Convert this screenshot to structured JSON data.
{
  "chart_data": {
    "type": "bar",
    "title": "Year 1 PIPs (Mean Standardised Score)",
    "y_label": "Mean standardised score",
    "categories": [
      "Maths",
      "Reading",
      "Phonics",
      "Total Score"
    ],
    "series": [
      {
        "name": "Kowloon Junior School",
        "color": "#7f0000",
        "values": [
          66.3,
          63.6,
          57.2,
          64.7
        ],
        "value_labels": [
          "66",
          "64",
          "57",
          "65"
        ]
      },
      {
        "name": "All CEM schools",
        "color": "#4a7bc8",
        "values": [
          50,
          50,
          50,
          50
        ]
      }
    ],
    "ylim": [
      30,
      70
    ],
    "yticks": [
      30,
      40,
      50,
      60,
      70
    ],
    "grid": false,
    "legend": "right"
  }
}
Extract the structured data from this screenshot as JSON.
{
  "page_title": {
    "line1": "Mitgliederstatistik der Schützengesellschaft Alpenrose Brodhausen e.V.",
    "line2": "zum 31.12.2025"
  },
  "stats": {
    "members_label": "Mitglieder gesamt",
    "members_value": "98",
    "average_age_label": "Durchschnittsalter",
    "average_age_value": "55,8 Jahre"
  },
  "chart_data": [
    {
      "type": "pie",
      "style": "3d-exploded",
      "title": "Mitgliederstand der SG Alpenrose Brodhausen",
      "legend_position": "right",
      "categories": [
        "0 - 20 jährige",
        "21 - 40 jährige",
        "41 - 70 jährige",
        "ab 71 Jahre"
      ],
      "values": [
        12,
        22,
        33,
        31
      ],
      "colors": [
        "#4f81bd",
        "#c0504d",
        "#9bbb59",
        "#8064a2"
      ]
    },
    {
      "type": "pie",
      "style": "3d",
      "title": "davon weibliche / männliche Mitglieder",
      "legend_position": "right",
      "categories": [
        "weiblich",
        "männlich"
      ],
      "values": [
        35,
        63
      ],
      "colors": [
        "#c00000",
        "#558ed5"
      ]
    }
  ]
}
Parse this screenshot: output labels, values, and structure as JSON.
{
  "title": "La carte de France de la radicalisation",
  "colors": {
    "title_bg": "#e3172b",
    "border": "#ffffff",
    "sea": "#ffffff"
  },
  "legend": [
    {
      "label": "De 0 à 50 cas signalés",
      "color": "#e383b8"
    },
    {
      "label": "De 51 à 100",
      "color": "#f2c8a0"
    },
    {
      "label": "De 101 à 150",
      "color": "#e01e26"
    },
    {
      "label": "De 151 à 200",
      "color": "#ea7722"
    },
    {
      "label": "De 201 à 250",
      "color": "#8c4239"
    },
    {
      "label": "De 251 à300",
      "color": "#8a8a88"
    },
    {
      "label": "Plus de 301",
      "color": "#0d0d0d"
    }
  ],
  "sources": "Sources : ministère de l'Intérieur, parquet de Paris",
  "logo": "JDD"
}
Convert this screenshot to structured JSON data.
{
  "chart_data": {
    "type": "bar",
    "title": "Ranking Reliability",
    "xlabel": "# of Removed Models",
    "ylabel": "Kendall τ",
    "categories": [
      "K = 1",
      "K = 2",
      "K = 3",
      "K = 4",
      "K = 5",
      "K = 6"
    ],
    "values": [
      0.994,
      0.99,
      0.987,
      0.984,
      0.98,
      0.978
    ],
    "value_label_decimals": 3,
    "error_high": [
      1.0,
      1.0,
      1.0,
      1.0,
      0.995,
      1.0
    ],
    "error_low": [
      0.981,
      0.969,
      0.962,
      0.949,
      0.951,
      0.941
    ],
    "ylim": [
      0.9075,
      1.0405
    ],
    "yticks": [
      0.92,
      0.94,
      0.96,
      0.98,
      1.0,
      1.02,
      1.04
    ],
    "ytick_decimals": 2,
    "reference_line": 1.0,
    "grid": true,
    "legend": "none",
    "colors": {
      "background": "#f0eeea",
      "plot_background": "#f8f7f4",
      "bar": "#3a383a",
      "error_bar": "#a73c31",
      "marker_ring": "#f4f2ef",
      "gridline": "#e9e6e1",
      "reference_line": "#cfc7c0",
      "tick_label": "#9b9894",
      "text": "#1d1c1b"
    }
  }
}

═══

- _What to produce_
Only the number is wanted: how many lines of the material above include the word "JSON"?

- _Task response_
4